**Problems and tasks**.
[A] Answer these questions about the Temporal Cloud text below, one per line, marking your answers (i), (ii) and (iii):
(i) Which AWS service is used for Temporal's visibility layer?
(ii) Which ElasticSearch version has no directly compatible equivalent in Google Cloud?
(iii) What does Temporal Cloud use to deploy Temporal Cloud?
[B] Please output everything in the Temporal Cloud text from "And no matter" down to "for AWS deployments.", copied word for word.

**Text block**.
━━━

And no matter what you do, there are sometimes clear differences in features between the Cloud Providers. For instance, Temporal depends on a visibility layer, for which we use AWS OpenSearch with no clear equivalent in Google Cloud directly compatible with ElasticSearch 7. This required us to work with another vendor to deploy our visibility layer in Google Cloud, thus a clearly different path than the one taken for AWS deployments.

Developing abstraction or encapsulation layers to centralize the handling of discrepancies between providers becomes inevitable to keep sane codebases and processes. We have talked on a few occasions about how Temporal Cloud uses Temporal Cloud to deploy Temporal Cloud, and when building our services on Google Cloud, this definitely came in handy.

Failure is not an option: using Temporal#

… quick interlude: what is Temporal?

━━━

**Entries provided**.
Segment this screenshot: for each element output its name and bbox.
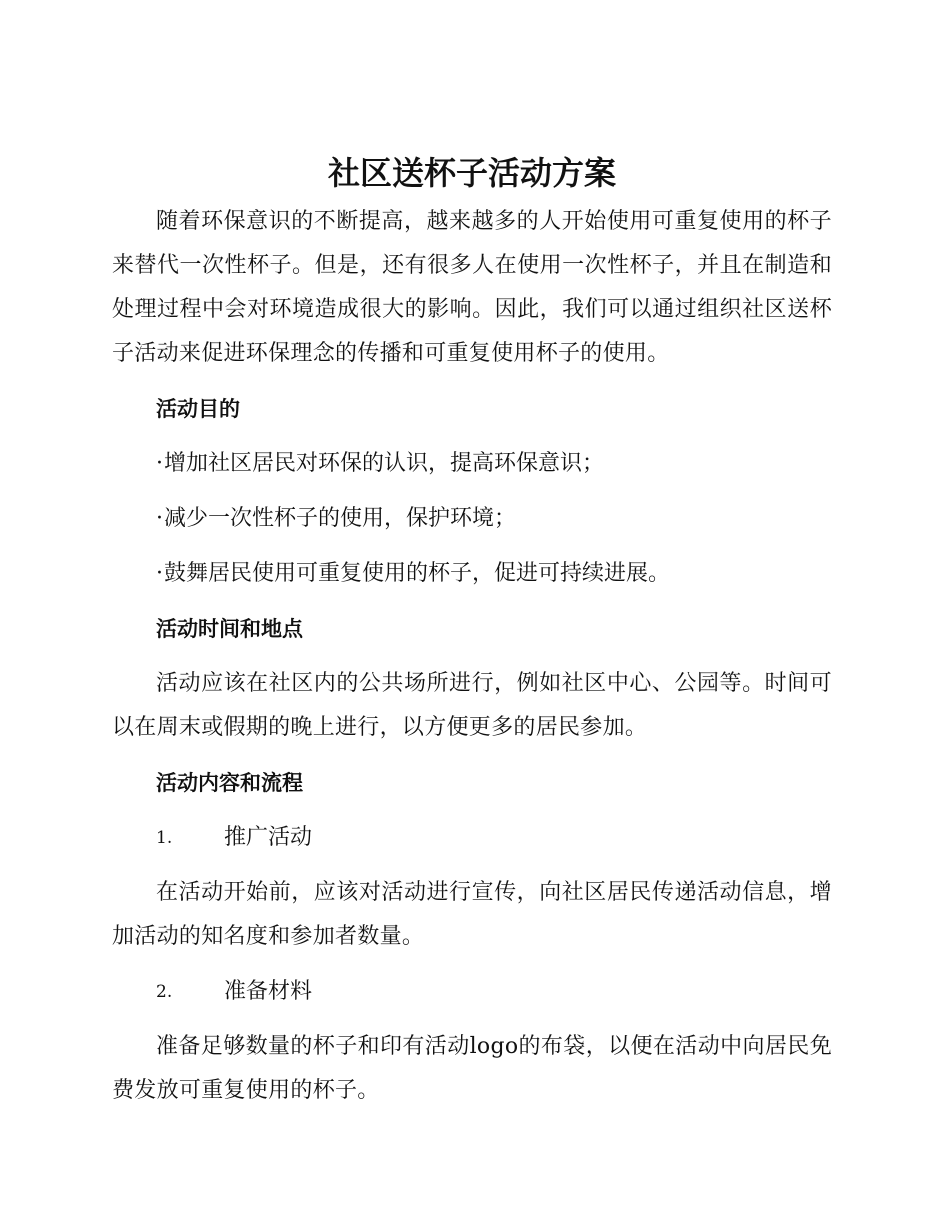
time-place-paragraph: 活动应该在社区内的公共场所进行，例如社区中心、公园等。时间可以在周末或假期的晚上进行，以方便更多的居民参加。 [112,671,832,740]
purpose-bullet-text: 增加社区居民对环保的认识，提高环保意识； [164,451,605,476]
step-paragraph: 准备足够数量的杯子和印有活动logo的布袋，以便在活动中向居民免费发放可重复使用的杯子。 [112,1034,832,1103]
section-heading-time-place: 活动时间和地点 [156,617,303,641]
document-title: 社区送杯子活动方案 [327,154,616,192]
purpose-bullet-text: 减少一次性杯子的使用，保护环境； [164,506,517,531]
purpose-bullet-text: 鼓舞居民使用可重复使用的杯子，促进可持续进展。 [164,561,671,586]
step-label: 准备材料 [224,979,313,1004]
purpose-bullet-item [112,442,832,486]
step-number: 1. [156,828,173,848]
bullet-marker: · [156,561,163,586]
bullet-marker: · [156,451,163,476]
step-heading [112,970,832,1014]
step-number: 2. [156,982,173,1002]
section-heading-content: 活动内容和流程 [156,771,303,795]
step-label: 推广活动 [224,825,313,850]
step-paragraph: 在活动开始前，应该对活动进行宣传，向社区居民传递活动信息，增加活动的知名度和参加者数量。 [112,880,832,949]
intro-paragraph: 随着环保意识的不断提高，越来越多的人开始使用可重复使用的杯子来替代一次性杯子。但是，还有很多人在使用一次性杯子，并且在制造和处理过程中会对环境造成很大的影响。因此，我们可以通过组织社区送杯子活动来促进环保理念的传播和可重复使用杯子的使用。 [112,209,832,366]
step-heading [112,816,832,860]
purpose-bullet-item [112,497,832,541]
bullet-marker: · [156,506,163,531]
purpose-bullet-item [112,552,832,596]
section-heading-purpose: 活动目的 [156,397,240,421]
document-page [112,150,832,1113]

━━━

**Problem solutions**.
[A]
(i) AWS OpenSearch
(ii) ElasticSearch 7
(iii) Temporal Cloud

[B]
And no matter what you do, there are sometimes clear differences in features between the Cloud Providers. For instance, Temporal depends on a visibility layer, for which we use AWS OpenSearch with no clear equivalent in Google Cloud directly compatible with ElasticSearch 7. This required us to work with another vendor to deploy our visibility layer in Google Cloud, thus a clearly different path than the one taken for AWS deployments.